Collection entries
※

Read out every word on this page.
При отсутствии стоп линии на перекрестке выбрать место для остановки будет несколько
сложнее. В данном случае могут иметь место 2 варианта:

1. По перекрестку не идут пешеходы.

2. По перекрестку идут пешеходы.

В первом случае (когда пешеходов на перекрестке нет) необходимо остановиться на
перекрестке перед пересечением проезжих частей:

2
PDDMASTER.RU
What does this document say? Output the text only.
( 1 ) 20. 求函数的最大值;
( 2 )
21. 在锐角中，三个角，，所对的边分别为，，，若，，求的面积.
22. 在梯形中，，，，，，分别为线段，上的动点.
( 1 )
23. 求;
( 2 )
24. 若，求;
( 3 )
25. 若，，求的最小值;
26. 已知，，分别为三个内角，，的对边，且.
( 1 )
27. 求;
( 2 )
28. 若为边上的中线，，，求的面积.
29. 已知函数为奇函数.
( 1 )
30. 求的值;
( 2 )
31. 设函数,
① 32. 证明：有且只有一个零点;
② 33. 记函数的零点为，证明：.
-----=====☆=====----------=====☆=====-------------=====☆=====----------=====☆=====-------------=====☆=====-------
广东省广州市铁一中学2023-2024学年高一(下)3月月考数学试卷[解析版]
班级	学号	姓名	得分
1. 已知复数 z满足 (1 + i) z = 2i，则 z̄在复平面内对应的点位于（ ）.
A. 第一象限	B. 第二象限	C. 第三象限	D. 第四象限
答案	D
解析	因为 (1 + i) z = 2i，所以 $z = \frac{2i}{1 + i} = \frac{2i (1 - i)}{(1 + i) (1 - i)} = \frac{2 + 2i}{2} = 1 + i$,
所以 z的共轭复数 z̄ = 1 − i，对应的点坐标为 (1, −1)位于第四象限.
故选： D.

※

### WRITTEN REQUEST:
Print every entry exactly as it appears.

### WORKED SOLUTION:
Read out every word on this page.
При отсутствии стоп линии на перекрестке выбрать место для остановки будет несколько
сложнее. В данном случае могут иметь место 2 варианта:

1. По перекрестку не идут пешеходы.

2. По перекрестку идут пешеходы.

В первом случае (когда пешеходов на перекрестке нет) необходимо остановиться на
перекрестке перед пересечением проезжих частей:

2
PDDMASTER.RU
What does this document say? Output the text only.
( 1 ) 20. 求函数的最大值;
( 2 )
21. 在锐角中，三个角，，所对的边分别为，，，若，，求的面积.
22. 在梯形中，，，，，，分别为线段，上的动点.
( 1 )
23. 求;
( 2 )
24. 若，求;
( 3 )
25. 若，，求的最小值;
26. 已知，，分别为三个内角，，的对边，且.
( 1 )
27. 求;
( 2 )
28. 若为边上的中线，，，求的面积.
29. 已知函数为奇函数.
( 1 )
30. 求的值;
( 2 )
31. 设函数,
① 32. 证明：有且只有一个零点;
② 33. 记函数的零点为，证明：.
-----=====☆=====----------=====☆=====-------------=====☆=====----------=====☆=====-------------=====☆=====-------
广东省广州市铁一中学2023-2024学年高一(下)3月月考数学试卷[解析版]
班级	学号	姓名	得分
1. 已知复数 z满足 (1 + i) z = 2i，则 z̄在复平面内对应的点位于（ ）.
A. 第一象限	B. 第二象限	C. 第三象限	D. 第四象限
答案	D
解析	因为 (1 + i) z = 2i，所以 $z = \frac{2i}{1 + i} = \frac{2i (1 - i)}{(1 + i) (1 - i)} = \frac{2 + 2i}{2} = 1 + i$,
所以 z的共轭复数 z̄ = 1 − i，对应的点坐标为 (1, −1)位于第四象限.
故选： D.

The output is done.